### [TASK DESCRIPTION]
All lines in which the word "JSON" occurs are to be extracted.

### [EXTRACTED RECORDS]
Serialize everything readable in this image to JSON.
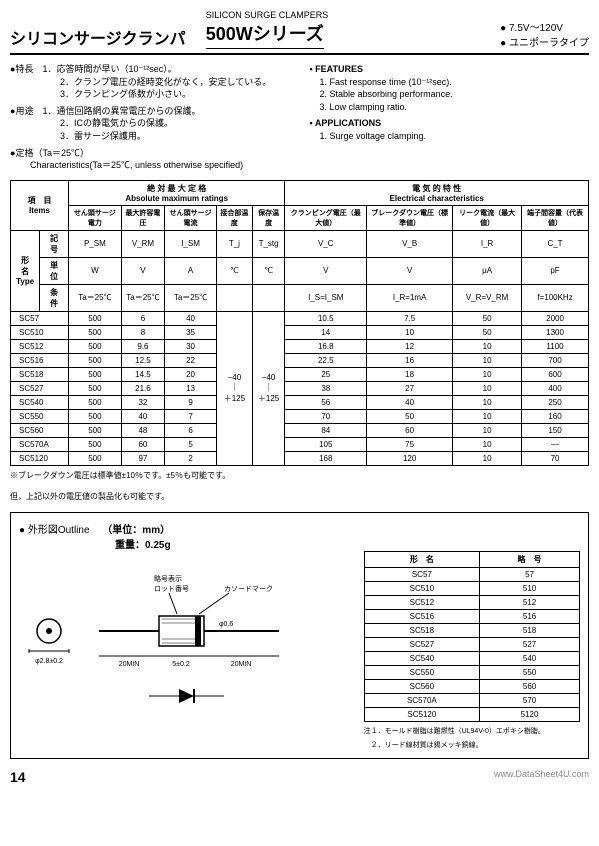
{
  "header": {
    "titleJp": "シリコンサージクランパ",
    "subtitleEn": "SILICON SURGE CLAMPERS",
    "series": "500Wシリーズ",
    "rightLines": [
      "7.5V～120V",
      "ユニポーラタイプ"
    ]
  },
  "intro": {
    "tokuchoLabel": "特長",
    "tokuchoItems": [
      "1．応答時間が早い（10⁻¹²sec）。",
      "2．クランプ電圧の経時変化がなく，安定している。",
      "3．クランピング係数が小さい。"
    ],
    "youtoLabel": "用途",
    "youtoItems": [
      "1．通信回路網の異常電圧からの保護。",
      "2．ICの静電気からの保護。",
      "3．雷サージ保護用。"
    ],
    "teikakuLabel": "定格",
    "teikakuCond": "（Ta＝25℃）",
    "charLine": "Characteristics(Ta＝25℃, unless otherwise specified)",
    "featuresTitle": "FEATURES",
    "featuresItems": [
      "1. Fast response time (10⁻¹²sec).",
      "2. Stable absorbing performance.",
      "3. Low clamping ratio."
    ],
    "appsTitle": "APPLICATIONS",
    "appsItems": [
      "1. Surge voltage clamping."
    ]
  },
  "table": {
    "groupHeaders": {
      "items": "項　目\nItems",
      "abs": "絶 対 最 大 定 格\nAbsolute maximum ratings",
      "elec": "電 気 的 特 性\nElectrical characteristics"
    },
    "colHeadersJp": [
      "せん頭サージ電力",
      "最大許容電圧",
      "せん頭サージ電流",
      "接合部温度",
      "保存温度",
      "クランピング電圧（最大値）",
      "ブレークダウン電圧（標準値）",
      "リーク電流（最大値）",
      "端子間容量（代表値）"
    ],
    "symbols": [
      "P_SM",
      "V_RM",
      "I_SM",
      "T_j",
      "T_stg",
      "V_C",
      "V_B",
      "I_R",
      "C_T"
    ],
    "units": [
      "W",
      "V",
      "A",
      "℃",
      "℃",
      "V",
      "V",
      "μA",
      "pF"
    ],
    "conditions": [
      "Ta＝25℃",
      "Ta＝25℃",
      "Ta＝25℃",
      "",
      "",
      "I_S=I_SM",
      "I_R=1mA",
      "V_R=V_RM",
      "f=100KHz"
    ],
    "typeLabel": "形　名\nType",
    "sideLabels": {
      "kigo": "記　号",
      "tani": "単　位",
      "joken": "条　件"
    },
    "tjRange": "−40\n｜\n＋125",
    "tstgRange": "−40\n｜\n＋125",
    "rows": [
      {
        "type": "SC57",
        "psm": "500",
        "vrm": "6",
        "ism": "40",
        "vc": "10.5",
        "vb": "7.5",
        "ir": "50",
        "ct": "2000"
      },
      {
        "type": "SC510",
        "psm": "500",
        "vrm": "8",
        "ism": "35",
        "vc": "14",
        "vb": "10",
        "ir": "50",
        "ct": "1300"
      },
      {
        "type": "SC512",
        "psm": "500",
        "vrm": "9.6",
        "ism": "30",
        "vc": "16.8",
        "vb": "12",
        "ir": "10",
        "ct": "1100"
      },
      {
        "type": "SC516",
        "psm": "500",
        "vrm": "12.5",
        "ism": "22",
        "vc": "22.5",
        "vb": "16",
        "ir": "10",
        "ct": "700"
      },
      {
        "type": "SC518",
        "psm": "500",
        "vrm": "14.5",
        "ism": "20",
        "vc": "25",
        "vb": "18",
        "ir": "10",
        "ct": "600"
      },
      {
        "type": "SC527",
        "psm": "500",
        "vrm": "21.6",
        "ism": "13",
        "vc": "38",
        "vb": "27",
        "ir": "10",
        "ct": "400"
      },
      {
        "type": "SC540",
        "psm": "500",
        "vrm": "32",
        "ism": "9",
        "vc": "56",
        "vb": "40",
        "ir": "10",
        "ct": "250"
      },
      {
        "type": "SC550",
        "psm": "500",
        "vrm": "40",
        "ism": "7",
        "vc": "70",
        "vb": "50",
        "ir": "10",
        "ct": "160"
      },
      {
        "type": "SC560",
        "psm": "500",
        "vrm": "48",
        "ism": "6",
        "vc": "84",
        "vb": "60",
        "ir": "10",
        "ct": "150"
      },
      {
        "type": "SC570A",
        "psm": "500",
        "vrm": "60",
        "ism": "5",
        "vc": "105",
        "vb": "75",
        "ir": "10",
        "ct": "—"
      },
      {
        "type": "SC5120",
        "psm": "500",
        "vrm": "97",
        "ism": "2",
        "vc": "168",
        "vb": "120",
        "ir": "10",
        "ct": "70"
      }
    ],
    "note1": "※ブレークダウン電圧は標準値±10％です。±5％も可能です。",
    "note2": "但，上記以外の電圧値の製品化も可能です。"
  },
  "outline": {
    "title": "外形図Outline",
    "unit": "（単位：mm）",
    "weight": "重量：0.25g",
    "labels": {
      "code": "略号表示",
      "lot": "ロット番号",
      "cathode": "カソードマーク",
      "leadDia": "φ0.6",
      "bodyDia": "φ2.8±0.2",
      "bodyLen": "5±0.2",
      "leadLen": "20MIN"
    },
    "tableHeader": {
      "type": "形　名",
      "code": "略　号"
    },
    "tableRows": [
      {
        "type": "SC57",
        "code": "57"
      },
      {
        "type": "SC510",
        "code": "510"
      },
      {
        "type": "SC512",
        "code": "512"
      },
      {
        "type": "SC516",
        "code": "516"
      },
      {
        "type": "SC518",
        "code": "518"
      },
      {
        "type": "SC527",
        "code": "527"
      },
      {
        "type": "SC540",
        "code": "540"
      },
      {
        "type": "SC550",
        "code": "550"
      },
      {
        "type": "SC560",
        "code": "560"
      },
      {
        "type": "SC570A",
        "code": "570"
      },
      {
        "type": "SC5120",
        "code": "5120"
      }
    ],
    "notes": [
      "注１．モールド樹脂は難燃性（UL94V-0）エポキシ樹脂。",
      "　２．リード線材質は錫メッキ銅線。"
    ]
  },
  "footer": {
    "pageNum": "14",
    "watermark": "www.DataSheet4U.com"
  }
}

...

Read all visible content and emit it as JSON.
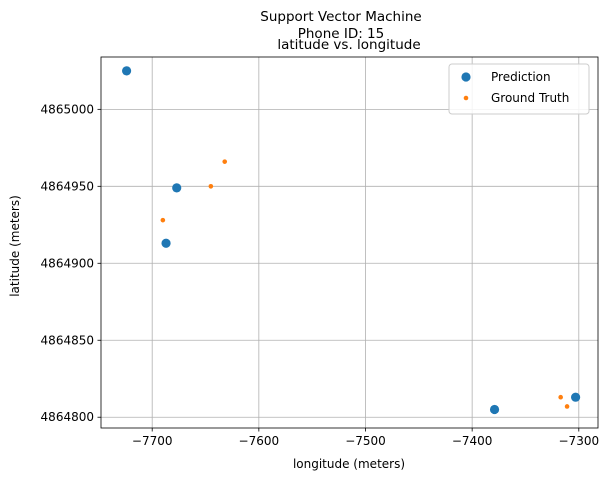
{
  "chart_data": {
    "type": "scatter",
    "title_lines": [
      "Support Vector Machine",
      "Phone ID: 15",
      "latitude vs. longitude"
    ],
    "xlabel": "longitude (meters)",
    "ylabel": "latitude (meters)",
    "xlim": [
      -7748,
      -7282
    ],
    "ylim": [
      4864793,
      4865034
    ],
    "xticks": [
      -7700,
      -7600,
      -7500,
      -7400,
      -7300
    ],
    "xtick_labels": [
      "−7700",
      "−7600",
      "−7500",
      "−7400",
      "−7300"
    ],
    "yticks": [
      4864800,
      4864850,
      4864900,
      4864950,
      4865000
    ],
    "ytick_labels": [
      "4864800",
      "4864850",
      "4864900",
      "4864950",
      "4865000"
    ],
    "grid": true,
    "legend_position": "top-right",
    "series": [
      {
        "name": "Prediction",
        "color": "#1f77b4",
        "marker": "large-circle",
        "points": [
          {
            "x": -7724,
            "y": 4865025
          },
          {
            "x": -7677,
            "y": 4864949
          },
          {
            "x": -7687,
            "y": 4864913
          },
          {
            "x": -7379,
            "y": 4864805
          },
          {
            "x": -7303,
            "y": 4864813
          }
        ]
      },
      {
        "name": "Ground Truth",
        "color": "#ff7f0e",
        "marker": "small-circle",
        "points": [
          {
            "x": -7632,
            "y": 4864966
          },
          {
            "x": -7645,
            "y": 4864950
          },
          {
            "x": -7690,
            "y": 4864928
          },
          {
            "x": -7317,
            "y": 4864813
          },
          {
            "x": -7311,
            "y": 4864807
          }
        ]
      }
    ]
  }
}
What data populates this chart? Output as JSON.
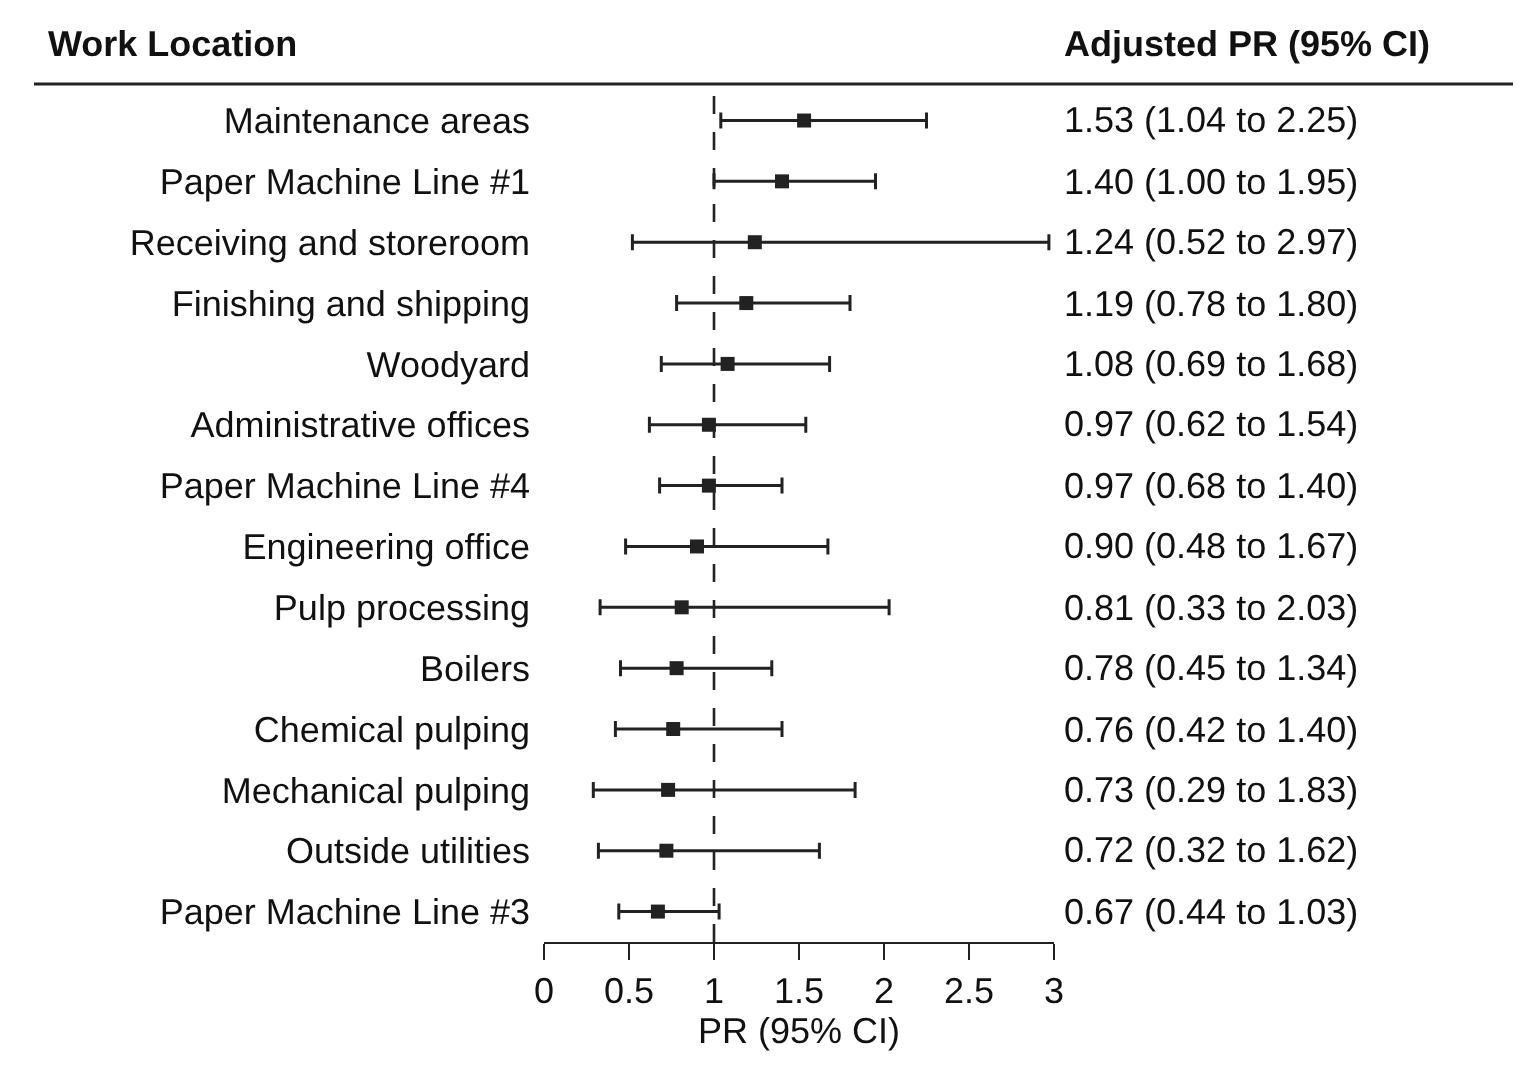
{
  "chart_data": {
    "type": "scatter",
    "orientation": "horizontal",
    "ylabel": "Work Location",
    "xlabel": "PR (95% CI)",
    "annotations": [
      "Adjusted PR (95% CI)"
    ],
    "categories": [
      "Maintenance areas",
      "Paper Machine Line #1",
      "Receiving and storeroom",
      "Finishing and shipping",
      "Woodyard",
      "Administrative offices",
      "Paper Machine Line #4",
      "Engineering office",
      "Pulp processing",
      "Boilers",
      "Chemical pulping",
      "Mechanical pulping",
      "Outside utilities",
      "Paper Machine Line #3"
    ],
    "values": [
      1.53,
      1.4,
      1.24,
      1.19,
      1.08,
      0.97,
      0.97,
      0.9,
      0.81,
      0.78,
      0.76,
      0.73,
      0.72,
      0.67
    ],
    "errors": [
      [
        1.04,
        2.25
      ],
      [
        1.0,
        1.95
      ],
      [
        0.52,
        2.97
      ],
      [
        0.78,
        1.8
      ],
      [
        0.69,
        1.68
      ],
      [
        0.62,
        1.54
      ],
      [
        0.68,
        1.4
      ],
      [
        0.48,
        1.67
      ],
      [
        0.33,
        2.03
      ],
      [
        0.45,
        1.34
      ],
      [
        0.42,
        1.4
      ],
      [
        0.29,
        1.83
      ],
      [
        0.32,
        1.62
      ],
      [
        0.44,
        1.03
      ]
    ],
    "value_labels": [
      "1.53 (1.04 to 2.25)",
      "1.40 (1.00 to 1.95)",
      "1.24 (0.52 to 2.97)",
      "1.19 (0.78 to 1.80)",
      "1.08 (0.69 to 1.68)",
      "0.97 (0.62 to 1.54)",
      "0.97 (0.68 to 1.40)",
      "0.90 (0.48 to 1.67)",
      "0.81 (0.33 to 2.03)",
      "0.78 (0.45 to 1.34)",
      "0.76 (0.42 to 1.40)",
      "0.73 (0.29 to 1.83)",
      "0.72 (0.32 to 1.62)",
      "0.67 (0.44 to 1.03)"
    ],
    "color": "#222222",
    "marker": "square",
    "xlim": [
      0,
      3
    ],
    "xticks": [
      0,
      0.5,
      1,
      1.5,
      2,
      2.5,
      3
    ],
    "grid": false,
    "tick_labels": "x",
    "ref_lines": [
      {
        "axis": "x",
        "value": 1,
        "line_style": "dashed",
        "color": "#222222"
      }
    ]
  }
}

--

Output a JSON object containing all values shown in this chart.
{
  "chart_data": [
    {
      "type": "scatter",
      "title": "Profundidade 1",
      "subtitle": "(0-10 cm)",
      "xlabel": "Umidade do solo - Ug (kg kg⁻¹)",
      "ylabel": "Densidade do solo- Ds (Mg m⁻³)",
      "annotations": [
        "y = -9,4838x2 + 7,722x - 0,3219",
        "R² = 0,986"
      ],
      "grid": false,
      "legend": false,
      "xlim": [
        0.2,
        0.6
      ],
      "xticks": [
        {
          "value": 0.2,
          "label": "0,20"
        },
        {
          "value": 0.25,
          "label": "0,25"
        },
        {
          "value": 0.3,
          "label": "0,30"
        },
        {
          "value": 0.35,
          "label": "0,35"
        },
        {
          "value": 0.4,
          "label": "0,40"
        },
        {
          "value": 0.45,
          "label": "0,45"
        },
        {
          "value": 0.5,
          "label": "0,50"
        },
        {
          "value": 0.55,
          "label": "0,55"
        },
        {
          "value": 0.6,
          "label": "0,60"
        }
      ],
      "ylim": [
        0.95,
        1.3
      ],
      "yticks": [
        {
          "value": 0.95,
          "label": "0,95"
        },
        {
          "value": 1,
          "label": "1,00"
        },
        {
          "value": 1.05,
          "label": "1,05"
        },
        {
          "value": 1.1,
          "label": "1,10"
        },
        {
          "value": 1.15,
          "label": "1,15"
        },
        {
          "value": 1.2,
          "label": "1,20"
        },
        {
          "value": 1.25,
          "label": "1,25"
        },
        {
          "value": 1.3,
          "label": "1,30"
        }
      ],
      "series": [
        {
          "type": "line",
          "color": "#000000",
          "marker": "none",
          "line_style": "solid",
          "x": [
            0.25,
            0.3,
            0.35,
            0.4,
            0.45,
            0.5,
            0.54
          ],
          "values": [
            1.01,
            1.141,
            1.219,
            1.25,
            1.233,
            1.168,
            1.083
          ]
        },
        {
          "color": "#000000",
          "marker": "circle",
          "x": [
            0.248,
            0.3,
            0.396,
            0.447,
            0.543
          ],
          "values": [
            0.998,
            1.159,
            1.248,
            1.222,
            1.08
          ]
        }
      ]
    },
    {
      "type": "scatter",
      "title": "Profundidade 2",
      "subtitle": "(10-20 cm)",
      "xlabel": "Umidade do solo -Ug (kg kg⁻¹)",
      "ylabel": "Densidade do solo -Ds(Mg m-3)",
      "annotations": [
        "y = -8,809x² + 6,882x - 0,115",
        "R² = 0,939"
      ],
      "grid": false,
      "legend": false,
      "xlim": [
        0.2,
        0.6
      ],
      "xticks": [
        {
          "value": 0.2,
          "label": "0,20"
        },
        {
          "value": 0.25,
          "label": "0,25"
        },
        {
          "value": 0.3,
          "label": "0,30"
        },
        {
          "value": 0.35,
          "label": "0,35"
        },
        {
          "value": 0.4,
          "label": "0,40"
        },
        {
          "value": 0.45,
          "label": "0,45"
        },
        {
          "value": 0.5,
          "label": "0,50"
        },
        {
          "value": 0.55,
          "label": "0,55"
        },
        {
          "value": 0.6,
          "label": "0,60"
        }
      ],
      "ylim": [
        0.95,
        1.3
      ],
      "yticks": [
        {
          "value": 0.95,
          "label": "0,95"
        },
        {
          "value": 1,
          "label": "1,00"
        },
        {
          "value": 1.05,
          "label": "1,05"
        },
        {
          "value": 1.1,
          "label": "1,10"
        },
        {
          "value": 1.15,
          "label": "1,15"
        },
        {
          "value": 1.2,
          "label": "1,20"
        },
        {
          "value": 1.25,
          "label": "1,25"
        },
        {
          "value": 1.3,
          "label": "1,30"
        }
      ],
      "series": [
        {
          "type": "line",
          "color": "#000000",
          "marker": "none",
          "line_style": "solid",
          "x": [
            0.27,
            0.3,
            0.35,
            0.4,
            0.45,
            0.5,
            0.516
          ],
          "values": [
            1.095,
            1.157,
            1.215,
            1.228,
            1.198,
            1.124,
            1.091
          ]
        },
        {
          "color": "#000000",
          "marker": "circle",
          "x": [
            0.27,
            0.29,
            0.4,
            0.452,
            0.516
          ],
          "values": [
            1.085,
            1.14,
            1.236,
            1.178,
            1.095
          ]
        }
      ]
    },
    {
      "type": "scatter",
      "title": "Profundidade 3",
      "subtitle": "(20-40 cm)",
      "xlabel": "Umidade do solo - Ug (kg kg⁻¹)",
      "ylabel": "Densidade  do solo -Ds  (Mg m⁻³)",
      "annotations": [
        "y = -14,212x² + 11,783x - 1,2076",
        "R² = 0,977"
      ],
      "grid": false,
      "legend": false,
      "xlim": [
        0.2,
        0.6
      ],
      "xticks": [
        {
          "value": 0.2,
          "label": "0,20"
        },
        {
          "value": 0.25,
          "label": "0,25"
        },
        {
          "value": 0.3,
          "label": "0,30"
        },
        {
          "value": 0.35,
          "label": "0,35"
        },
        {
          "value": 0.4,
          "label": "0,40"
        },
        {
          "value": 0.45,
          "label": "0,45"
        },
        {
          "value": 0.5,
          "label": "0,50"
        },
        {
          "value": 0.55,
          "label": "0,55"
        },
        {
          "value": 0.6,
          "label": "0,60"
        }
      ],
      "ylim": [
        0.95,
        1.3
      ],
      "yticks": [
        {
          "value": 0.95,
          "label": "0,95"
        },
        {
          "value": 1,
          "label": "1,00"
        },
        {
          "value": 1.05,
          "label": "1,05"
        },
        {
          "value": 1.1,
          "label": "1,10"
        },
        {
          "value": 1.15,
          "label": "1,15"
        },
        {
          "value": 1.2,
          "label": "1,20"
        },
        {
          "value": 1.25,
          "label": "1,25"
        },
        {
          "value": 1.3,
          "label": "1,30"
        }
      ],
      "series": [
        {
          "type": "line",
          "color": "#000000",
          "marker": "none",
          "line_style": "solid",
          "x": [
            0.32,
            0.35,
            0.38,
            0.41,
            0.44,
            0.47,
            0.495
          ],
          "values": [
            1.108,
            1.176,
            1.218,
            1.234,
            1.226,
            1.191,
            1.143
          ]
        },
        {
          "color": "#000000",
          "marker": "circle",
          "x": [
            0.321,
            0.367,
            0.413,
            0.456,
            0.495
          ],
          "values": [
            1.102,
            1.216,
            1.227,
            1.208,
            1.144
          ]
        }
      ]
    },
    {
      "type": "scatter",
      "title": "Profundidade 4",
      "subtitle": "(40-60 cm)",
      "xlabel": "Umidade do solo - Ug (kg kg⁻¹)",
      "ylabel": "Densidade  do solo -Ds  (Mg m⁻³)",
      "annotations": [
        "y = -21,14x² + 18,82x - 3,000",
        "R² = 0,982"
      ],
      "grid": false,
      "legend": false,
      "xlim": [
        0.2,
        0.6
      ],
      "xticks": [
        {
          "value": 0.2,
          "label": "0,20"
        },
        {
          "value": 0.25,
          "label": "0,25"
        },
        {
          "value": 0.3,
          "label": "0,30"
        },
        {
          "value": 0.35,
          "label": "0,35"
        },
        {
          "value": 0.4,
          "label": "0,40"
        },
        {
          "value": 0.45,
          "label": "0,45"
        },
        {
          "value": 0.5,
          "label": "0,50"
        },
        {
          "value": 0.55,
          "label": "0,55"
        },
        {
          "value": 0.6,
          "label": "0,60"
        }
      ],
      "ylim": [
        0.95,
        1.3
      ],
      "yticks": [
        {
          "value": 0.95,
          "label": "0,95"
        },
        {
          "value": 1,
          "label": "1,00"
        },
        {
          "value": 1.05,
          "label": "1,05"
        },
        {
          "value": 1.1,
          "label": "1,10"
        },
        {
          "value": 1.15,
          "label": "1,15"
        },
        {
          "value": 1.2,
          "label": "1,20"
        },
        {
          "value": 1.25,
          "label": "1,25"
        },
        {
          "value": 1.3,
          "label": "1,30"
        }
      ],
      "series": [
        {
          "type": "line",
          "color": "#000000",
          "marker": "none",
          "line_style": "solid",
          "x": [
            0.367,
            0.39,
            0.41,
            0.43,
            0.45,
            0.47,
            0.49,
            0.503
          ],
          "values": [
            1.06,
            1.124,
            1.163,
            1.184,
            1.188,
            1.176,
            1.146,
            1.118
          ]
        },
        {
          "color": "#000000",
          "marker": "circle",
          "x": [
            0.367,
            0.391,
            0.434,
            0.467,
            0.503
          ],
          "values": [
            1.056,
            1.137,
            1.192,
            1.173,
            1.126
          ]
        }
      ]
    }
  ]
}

### [RESULT BELOW]
Serialize everything readable in this image to JSON.
Read all visible content and emit it as JSON.
What data populates this chart? Output as JSON.
Output a JSON object containing all values shown in this chart.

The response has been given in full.